Data items:
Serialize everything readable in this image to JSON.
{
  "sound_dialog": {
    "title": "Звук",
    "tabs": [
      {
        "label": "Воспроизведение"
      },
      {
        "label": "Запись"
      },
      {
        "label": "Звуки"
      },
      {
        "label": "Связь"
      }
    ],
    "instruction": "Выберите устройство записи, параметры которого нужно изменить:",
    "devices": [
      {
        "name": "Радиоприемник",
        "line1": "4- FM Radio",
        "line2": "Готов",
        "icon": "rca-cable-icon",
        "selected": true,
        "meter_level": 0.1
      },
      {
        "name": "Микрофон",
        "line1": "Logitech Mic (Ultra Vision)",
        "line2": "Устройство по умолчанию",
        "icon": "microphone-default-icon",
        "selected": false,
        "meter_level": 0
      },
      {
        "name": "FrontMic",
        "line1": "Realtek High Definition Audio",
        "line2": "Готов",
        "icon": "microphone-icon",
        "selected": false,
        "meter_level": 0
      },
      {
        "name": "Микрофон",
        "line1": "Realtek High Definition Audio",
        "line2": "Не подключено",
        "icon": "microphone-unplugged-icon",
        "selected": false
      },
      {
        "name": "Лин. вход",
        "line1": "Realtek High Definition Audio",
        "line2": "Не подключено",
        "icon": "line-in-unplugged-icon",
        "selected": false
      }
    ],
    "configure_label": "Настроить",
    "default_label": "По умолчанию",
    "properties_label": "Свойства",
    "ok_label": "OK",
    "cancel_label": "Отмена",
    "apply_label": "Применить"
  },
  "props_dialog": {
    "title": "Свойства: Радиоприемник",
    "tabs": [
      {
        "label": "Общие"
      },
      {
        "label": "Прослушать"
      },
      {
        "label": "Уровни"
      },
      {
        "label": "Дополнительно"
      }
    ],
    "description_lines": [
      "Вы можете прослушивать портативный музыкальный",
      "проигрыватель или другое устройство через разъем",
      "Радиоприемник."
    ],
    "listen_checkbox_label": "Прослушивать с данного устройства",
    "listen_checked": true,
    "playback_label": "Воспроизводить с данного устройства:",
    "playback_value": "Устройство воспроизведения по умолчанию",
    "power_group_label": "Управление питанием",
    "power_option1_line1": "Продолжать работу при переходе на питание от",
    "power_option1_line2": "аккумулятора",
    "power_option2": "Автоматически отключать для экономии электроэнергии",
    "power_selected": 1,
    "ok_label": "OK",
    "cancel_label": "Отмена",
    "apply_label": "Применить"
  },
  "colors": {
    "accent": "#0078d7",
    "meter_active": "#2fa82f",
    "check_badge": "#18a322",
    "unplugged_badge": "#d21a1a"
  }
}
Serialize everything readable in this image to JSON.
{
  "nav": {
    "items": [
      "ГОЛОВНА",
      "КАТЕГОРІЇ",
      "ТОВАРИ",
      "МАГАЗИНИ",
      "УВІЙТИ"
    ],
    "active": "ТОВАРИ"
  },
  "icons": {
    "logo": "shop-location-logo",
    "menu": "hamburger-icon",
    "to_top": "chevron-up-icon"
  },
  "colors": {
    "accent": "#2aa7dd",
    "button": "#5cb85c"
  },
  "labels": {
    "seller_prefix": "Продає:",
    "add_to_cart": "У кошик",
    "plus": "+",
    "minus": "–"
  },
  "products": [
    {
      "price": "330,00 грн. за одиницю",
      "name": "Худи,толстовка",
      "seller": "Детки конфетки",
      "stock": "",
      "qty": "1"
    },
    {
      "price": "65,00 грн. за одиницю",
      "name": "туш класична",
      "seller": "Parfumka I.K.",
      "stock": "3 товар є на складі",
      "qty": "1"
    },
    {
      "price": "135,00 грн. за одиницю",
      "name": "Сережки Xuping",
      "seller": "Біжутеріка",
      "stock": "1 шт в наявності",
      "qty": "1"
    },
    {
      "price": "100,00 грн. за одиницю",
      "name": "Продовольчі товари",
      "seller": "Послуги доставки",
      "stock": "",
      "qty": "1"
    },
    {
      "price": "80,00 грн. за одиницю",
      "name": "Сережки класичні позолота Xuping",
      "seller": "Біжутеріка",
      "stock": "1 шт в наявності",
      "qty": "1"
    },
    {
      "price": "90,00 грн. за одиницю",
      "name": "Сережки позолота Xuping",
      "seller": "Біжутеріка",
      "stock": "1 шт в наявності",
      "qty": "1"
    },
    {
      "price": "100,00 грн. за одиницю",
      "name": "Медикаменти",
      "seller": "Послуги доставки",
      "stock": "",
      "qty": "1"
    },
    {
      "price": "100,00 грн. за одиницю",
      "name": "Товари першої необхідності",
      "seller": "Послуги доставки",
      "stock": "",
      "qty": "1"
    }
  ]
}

Task instructions:
Extract the complete data, matching each line exactly.

Reply to the exercise:
Serialize everything readable in this image to JSON.
{
  "sound_dialog": {
    "title": "Звук",
    "tabs": [
      {
        "label": "Воспроизведение"
      },
      {
        "label": "Запись"
      },
      {
        "label": "Звуки"
      },
      {
        "label": "Связь"
      }
    ],
    "instruction": "Выберите устройство записи, параметры которого нужно изменить:",
    "devices": [
      {
        "name": "Радиоприемник",
        "line1": "4- FM Radio",
        "line2": "Готов",
        "icon": "rca-cable-icon",
        "selected": true,
        "meter_level": 0.1
      },
      {
        "name": "Микрофон",
        "line1": "Logitech Mic (Ultra Vision)",
        "line2": "Устройство по умолчанию",
        "icon": "microphone-default-icon",
        "selected": false,
        "meter_level": 0
      },
      {
        "name": "FrontMic",
        "line1": "Realtek High Definition Audio",
        "line2": "Готов",
        "icon": "microphone-icon",
        "selected": false,
        "meter_level": 0
      },
      {
        "name": "Микрофон",
        "line1": "Realtek High Definition Audio",
        "line2": "Не подключено",
        "icon": "microphone-unplugged-icon",
        "selected": false
      },
      {
        "name": "Лин. вход",
        "line1": "Realtek High Definition Audio",
        "line2": "Не подключено",
        "icon": "line-in-unplugged-icon",
        "selected": false
      }
    ],
    "configure_label": "Настроить",
    "default_label": "По умолчанию",
    "properties_label": "Свойства",
    "ok_label": "OK",
    "cancel_label": "Отмена",
    "apply_label": "Применить"
  },
  "props_dialog": {
    "title": "Свойства: Радиоприемник",
    "tabs": [
      {
        "label": "Общие"
      },
      {
        "label": "Прослушать"
      },
      {
        "label": "Уровни"
      },
      {
        "label": "Дополнительно"
      }
    ],
    "description_lines": [
      "Вы можете прослушивать портативный музыкальный",
      "проигрыватель или другое устройство через разъем",
      "Радиоприемник."
    ],
    "listen_checkbox_label": "Прослушивать с данного устройства",
    "listen_checked": true,
    "playback_label": "Воспроизводить с данного устройства:",
    "playback_value": "Устройство воспроизведения по умолчанию",
    "power_group_label": "Управление питанием",
    "power_option1_line1": "Продолжать работу при переходе на питание от",
    "power_option1_line2": "аккумулятора",
    "power_option2": "Автоматически отключать для экономии электроэнергии",
    "power_selected": 1,
    "ok_label": "OK",
    "cancel_label": "Отмена",
    "apply_label": "Применить"
  },
  "colors": {
    "accent": "#0078d7",
    "meter_active": "#2fa82f",
    "check_badge": "#18a322",
    "unplugged_badge": "#d21a1a"
  }
}
Serialize everything readable in this image to JSON.
{
  "nav": {
    "items": [
      "ГОЛОВНА",
      "КАТЕГОРІЇ",
      "ТОВАРИ",
      "МАГАЗИНИ",
      "УВІЙТИ"
    ],
    "active": "ТОВАРИ"
  },
  "icons": {
    "logo": "shop-location-logo",
    "menu": "hamburger-icon",
    "to_top": "chevron-up-icon"
  },
  "colors": {
    "accent": "#2aa7dd",
    "button": "#5cb85c"
  },
  "labels": {
    "seller_prefix": "Продає:",
    "add_to_cart": "У кошик",
    "plus": "+",
    "minus": "–"
  },
  "products": [
    {
      "price": "330,00 грн. за одиницю",
      "name": "Худи,толстовка",
      "seller": "Детки конфетки",
      "stock": "",
      "qty": "1"
    },
    {
      "price": "65,00 грн. за одиницю",
      "name": "туш класична",
      "seller": "Parfumka I.K.",
      "stock": "3 товар є на складі",
      "qty": "1"
    },
    {
      "price": "135,00 грн. за одиницю",
      "name": "Сережки Xuping",
      "seller": "Біжутеріка",
      "stock": "1 шт в наявності",
      "qty": "1"
    },
    {
      "price": "100,00 грн. за одиницю",
      "name": "Продовольчі товари",
      "seller": "Послуги доставки",
      "stock": "",
      "qty": "1"
    },
    {
      "price": "80,00 грн. за одиницю",
      "name": "Сережки класичні позолота Xuping",
      "seller": "Біжутеріка",
      "stock": "1 шт в наявності",
      "qty": "1"
    },
    {
      "price": "90,00 грн. за одиницю",
      "name": "Сережки позолота Xuping",
      "seller": "Біжутеріка",
      "stock": "1 шт в наявності",
      "qty": "1"
    },
    {
      "price": "100,00 грн. за одиницю",
      "name": "Медикаменти",
      "seller": "Послуги доставки",
      "stock": "",
      "qty": "1"
    },
    {
      "price": "100,00 грн. за одиницю",
      "name": "Товари першої необхідності",
      "seller": "Послуги доставки",
      "stock": "",
      "qty": "1"
    }
  ]
}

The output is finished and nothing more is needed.